**WRITTEN PROBLEM:**
Determine how many lines include the string "this". Output that number only.

**ROWS:**
## BEGIN

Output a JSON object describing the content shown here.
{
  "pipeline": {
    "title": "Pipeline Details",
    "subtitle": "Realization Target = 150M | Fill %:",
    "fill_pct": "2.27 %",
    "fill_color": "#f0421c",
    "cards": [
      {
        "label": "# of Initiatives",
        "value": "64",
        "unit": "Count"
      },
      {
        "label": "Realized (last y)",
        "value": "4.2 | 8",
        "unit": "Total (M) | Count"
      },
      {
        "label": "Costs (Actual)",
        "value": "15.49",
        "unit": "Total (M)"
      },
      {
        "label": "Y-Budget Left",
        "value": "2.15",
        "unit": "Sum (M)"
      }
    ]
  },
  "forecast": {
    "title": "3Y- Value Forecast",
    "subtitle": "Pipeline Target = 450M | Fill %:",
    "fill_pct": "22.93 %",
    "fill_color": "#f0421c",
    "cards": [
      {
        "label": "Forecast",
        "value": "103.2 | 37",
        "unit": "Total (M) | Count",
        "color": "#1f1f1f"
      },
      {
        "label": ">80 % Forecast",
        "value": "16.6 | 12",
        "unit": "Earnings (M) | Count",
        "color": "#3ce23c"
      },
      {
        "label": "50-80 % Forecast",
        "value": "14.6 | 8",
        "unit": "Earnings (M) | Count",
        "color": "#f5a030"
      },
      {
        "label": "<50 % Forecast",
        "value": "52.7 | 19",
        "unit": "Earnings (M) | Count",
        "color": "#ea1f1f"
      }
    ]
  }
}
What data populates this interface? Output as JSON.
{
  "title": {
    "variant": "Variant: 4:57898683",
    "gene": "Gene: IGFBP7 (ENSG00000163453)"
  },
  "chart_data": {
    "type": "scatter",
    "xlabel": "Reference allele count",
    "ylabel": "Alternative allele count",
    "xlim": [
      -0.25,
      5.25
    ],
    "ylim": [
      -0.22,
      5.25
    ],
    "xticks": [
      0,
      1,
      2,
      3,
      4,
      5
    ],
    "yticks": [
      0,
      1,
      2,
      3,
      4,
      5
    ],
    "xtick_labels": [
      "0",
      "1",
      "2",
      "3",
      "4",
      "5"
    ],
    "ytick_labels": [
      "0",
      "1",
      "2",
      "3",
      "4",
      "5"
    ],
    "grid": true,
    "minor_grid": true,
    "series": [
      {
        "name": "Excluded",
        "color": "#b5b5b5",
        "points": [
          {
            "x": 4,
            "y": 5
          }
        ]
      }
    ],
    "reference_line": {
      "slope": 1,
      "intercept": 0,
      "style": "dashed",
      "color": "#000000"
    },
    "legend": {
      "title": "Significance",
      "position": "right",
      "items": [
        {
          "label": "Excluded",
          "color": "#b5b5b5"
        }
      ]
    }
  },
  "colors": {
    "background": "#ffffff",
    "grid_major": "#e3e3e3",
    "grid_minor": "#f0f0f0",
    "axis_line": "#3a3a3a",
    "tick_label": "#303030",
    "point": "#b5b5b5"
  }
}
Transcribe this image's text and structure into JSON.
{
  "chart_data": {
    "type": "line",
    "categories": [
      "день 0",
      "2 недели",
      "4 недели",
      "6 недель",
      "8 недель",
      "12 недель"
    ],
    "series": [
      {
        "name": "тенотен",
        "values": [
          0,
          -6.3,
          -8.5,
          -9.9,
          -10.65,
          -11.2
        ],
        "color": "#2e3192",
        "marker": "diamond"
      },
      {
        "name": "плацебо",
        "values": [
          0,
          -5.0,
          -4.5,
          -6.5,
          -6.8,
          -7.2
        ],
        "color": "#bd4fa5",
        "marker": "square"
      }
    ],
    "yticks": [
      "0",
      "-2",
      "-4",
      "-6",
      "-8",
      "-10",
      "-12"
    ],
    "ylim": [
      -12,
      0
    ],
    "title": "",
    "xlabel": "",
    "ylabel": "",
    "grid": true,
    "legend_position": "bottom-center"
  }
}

## END

**COMPLETE ANSWER:**
2